**WHAT IS ASKED**:
Copy the listing verbatim, excluding any images found in it.

**RECORDS FOR THIS TASK**:

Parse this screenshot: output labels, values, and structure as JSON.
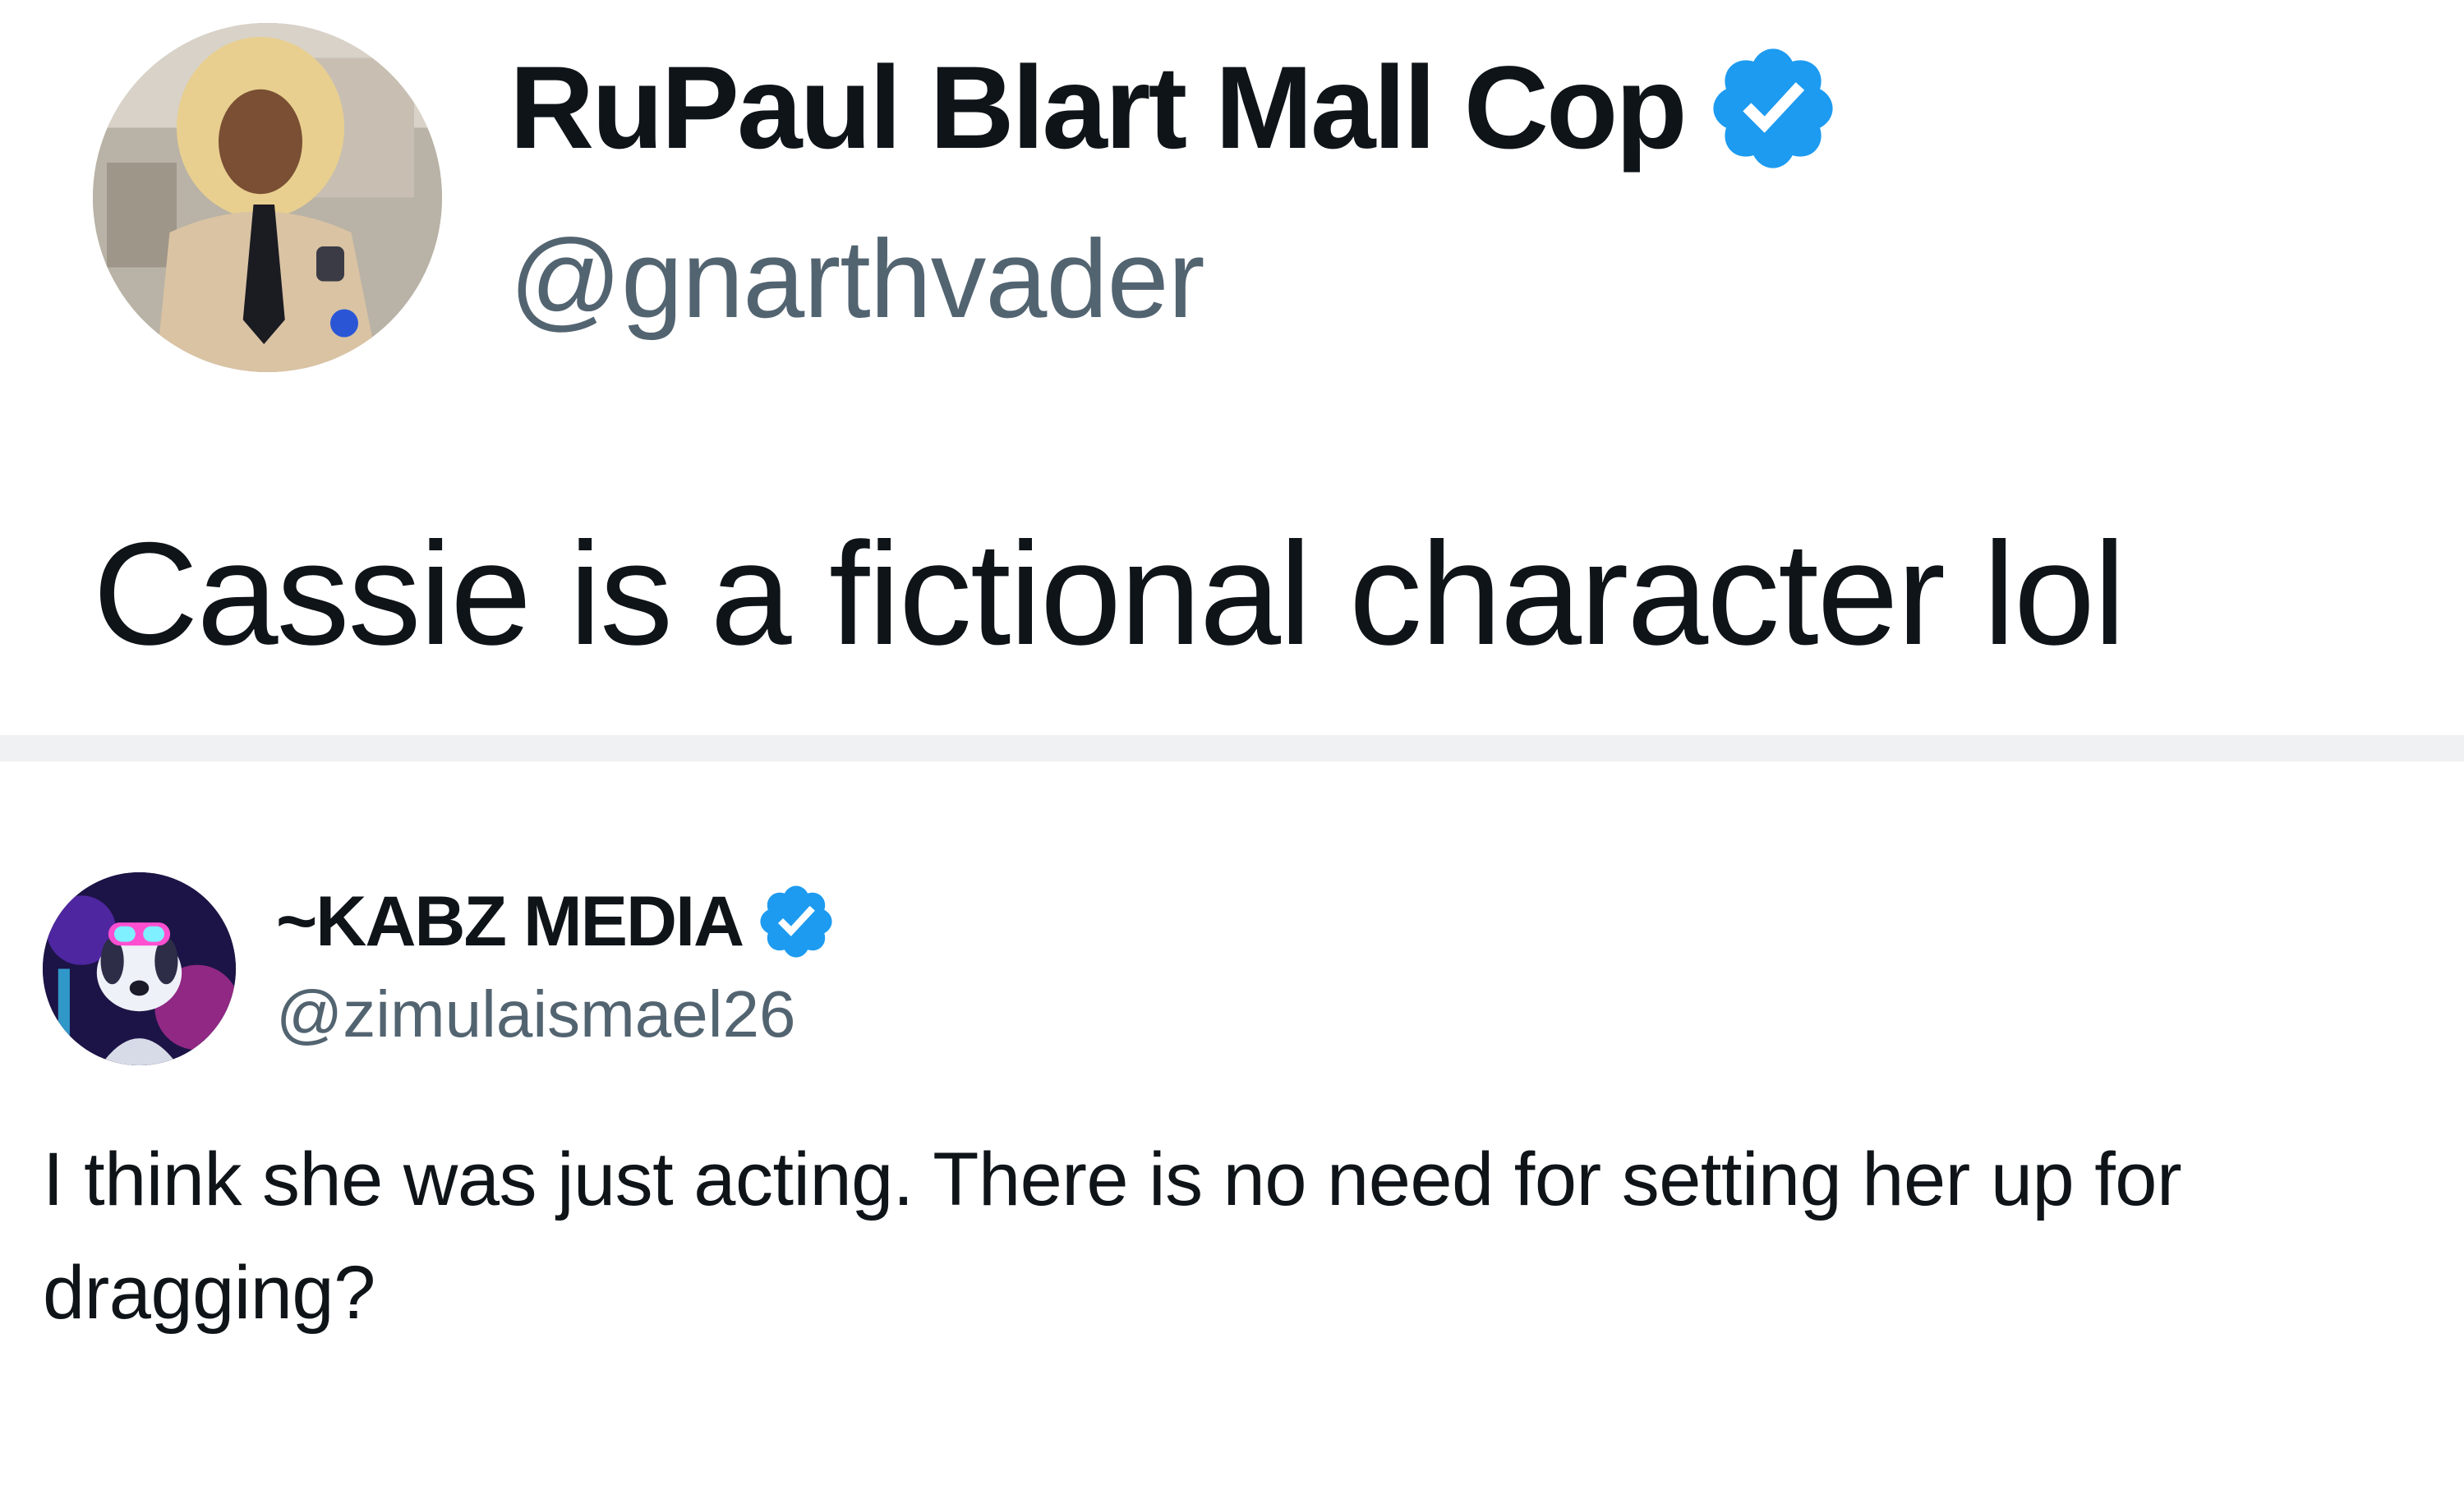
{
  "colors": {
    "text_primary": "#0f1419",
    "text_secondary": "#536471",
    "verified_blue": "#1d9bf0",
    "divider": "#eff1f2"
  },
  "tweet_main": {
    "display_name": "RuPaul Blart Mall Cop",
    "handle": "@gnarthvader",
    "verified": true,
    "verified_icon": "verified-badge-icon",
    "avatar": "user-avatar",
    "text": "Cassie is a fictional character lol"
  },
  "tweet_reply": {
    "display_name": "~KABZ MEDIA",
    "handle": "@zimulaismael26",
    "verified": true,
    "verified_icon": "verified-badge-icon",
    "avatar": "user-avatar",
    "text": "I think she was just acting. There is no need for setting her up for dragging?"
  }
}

**EXERCISE RESULT**:
Parse this screenshot: output labels, values, and structure as JSON.
{
  "colors": {
    "text_primary": "#0f1419",
    "text_secondary": "#536471",
    "verified_blue": "#1d9bf0",
    "divider": "#eff1f2"
  },
  "tweet_main": {
    "display_name": "RuPaul Blart Mall Cop",
    "handle": "@gnarthvader",
    "verified": true,
    "verified_icon": "verified-badge-icon",
    "avatar": "user-avatar",
    "text": "Cassie is a fictional character lol"
  },
  "tweet_reply": {
    "display_name": "~KABZ MEDIA",
    "handle": "@zimulaismael26",
    "verified": true,
    "verified_icon": "verified-badge-icon",
    "avatar": "user-avatar",
    "text": "I think she was just acting. There is no need for setting her up for dragging?"
  }
}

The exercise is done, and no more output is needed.